In the material below, the lines containing the word "Laborator" are required; copy each of them.
>>>
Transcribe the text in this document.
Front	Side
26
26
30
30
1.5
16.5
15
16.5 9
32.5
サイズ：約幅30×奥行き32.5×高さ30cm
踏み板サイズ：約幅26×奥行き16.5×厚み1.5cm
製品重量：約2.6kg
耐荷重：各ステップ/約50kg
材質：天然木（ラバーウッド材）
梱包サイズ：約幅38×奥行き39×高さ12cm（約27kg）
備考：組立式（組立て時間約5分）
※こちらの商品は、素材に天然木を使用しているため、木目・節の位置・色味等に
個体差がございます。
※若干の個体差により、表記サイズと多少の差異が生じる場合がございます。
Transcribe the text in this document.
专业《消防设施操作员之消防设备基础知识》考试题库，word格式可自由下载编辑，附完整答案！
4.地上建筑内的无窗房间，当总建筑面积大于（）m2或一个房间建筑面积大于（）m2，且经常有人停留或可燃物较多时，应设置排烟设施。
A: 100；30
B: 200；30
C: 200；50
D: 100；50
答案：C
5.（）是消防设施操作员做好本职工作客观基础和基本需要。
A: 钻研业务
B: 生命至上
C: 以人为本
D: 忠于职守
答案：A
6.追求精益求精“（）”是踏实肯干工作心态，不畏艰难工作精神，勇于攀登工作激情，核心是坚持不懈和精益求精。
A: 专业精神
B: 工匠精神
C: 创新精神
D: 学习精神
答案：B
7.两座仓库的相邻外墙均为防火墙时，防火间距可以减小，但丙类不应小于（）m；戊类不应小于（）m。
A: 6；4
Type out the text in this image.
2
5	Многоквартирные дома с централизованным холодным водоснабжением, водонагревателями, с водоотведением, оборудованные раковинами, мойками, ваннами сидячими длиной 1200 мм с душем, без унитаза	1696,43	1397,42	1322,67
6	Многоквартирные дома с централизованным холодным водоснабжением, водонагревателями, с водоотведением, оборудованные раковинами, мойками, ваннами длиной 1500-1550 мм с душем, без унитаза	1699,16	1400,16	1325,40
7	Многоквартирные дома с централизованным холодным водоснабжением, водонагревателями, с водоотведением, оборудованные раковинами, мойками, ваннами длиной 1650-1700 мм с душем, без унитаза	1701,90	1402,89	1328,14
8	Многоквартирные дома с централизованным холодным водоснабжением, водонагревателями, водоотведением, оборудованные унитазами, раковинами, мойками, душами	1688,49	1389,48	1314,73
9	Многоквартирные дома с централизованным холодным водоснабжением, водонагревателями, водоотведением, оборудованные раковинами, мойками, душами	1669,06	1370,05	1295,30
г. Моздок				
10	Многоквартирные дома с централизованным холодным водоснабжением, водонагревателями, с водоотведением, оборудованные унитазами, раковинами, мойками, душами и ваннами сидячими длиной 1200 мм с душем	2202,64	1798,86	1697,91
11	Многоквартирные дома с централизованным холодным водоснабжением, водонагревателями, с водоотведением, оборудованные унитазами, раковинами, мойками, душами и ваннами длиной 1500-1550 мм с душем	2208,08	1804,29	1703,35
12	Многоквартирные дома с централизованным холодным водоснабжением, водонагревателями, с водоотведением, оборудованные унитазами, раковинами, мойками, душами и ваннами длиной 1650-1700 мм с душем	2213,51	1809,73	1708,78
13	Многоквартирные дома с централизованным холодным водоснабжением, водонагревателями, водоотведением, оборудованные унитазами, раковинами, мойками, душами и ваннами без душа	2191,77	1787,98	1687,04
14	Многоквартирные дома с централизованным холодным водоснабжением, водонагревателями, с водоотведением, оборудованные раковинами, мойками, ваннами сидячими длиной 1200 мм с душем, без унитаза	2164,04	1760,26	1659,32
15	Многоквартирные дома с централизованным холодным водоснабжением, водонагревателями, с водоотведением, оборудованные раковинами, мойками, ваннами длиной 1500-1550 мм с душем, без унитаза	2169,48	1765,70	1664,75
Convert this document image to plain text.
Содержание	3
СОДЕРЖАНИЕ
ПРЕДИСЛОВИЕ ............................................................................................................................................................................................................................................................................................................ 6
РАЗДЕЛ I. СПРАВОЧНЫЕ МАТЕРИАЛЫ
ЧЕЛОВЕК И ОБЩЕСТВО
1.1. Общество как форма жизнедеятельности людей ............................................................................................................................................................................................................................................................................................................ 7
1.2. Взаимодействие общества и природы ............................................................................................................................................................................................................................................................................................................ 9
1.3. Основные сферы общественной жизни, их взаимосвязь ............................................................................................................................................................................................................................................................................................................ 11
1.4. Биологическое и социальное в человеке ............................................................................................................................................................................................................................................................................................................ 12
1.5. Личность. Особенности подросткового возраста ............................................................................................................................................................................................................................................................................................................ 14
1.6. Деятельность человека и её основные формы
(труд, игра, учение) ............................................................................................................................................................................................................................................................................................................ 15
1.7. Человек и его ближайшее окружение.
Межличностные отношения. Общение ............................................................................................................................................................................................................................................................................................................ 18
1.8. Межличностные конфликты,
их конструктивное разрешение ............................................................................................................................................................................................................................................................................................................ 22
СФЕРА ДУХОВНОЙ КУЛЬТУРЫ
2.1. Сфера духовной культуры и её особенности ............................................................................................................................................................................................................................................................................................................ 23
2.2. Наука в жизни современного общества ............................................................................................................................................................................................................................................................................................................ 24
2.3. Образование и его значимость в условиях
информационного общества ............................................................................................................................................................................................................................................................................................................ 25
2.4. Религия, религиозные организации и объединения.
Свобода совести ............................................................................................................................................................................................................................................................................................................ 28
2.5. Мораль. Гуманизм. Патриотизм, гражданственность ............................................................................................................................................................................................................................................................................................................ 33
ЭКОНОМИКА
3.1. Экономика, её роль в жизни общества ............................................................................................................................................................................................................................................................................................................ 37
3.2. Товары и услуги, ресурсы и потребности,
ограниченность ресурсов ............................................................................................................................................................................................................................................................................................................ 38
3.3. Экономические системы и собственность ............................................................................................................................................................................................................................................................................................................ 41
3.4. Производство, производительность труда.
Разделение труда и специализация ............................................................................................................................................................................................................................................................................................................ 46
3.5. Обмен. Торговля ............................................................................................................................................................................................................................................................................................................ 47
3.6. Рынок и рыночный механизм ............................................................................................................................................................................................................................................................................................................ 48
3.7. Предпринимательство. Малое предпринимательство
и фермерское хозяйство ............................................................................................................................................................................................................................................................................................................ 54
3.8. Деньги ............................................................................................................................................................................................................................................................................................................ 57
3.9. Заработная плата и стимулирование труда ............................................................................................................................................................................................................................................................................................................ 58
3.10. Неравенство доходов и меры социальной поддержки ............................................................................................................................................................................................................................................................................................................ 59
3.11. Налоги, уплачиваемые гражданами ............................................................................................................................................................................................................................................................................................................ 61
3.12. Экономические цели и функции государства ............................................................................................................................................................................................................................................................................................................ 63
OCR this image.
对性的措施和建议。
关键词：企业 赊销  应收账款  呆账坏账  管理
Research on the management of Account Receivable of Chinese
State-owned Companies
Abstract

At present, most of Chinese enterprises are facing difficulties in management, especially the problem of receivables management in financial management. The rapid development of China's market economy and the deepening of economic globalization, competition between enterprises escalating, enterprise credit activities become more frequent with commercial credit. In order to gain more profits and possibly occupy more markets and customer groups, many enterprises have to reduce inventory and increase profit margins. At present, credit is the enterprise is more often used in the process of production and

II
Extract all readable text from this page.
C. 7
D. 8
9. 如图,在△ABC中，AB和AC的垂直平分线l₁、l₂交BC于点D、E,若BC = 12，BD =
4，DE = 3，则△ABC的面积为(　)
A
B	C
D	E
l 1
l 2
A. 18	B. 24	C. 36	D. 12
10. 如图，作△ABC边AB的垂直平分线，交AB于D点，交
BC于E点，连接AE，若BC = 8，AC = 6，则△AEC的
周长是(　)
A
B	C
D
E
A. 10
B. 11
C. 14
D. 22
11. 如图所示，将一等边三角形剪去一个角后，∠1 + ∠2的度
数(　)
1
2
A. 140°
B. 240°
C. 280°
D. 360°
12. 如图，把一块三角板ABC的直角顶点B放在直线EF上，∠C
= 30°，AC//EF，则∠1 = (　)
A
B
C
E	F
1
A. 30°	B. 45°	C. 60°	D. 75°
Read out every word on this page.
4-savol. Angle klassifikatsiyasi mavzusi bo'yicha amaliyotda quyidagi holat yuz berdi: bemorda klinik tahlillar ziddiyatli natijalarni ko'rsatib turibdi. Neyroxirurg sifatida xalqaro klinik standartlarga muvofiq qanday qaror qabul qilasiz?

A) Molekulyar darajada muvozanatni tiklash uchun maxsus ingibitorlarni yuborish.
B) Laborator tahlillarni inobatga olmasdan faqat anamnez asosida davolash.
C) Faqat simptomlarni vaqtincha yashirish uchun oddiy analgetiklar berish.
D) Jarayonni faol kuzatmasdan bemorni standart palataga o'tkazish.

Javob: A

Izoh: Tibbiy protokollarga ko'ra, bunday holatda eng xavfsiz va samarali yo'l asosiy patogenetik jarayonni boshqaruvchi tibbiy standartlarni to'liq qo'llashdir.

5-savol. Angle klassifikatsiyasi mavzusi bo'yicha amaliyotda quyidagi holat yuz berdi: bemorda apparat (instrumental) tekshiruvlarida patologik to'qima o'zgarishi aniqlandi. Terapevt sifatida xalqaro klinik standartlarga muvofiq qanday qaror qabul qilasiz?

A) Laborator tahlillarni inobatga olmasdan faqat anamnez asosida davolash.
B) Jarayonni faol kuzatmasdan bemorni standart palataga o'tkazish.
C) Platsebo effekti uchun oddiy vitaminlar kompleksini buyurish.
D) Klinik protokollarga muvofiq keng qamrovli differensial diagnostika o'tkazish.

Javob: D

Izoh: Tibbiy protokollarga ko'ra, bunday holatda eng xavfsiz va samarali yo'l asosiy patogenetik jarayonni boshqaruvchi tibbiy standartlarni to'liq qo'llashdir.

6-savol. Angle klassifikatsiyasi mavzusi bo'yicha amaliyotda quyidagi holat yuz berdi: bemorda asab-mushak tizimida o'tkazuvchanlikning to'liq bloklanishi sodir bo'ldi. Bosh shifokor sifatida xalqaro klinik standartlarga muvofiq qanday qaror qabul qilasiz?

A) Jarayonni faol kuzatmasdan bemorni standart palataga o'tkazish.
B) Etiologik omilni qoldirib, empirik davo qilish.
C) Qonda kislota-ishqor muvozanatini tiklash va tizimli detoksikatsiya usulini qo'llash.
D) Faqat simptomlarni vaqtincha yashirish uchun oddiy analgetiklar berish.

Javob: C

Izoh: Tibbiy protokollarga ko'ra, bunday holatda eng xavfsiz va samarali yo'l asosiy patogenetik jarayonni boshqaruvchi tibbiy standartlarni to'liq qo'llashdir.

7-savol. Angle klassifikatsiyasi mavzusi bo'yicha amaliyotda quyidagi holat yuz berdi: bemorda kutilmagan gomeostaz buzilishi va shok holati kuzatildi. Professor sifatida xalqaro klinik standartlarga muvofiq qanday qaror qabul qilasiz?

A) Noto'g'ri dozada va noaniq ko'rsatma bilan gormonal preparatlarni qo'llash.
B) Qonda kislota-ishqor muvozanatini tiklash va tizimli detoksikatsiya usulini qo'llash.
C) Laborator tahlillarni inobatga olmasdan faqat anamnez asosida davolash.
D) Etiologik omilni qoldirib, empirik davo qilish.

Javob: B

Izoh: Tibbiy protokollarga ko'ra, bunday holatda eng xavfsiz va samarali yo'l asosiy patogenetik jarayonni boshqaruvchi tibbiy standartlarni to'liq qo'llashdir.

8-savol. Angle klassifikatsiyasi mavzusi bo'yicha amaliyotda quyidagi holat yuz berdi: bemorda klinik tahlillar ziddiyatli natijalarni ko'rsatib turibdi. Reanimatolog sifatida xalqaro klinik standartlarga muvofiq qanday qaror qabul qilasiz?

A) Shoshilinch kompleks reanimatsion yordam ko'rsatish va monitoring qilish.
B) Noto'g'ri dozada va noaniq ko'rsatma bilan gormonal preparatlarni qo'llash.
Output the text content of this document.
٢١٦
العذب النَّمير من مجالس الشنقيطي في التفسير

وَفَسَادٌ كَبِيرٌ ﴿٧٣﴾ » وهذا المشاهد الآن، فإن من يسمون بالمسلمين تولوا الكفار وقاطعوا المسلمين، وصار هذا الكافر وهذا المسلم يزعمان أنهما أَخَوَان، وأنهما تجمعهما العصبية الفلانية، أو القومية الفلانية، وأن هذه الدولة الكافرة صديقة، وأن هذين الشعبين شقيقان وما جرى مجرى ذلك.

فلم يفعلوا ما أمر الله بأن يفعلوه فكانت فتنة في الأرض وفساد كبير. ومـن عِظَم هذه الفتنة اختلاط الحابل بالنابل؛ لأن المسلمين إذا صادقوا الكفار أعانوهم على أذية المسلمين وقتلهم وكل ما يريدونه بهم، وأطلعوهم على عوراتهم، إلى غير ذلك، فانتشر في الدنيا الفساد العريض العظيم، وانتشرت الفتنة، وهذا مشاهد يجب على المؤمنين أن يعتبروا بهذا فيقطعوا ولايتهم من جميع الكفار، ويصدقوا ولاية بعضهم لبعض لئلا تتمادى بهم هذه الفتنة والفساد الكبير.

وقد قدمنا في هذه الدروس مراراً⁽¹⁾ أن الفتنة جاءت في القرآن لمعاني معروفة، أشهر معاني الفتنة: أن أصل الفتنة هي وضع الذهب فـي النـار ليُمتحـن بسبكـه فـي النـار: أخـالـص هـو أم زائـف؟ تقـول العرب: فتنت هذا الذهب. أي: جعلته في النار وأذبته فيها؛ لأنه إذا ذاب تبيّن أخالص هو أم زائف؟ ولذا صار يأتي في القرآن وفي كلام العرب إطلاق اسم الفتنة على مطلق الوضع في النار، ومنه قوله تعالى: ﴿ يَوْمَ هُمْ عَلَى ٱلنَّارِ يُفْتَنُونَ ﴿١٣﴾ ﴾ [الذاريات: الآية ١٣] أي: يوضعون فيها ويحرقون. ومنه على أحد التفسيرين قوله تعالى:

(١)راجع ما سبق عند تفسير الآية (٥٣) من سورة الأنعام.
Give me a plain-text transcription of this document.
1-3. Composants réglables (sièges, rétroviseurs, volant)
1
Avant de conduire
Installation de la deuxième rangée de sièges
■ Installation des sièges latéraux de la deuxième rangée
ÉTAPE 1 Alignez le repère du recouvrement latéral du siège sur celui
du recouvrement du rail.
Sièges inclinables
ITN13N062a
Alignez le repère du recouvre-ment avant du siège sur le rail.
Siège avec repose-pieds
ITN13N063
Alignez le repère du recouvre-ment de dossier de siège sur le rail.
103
<<<
— RESPONSE TO THIS EXERCISE —
B) Laborator tahlillarni inobatga olmasdan faqat anamnez asosida davolash.
A) Laborator tahlillarni inobatga olmasdan faqat anamnez asosida davolash.
C) Laborator tahlillarni inobatga olmasdan faqat anamnez asosida davolash.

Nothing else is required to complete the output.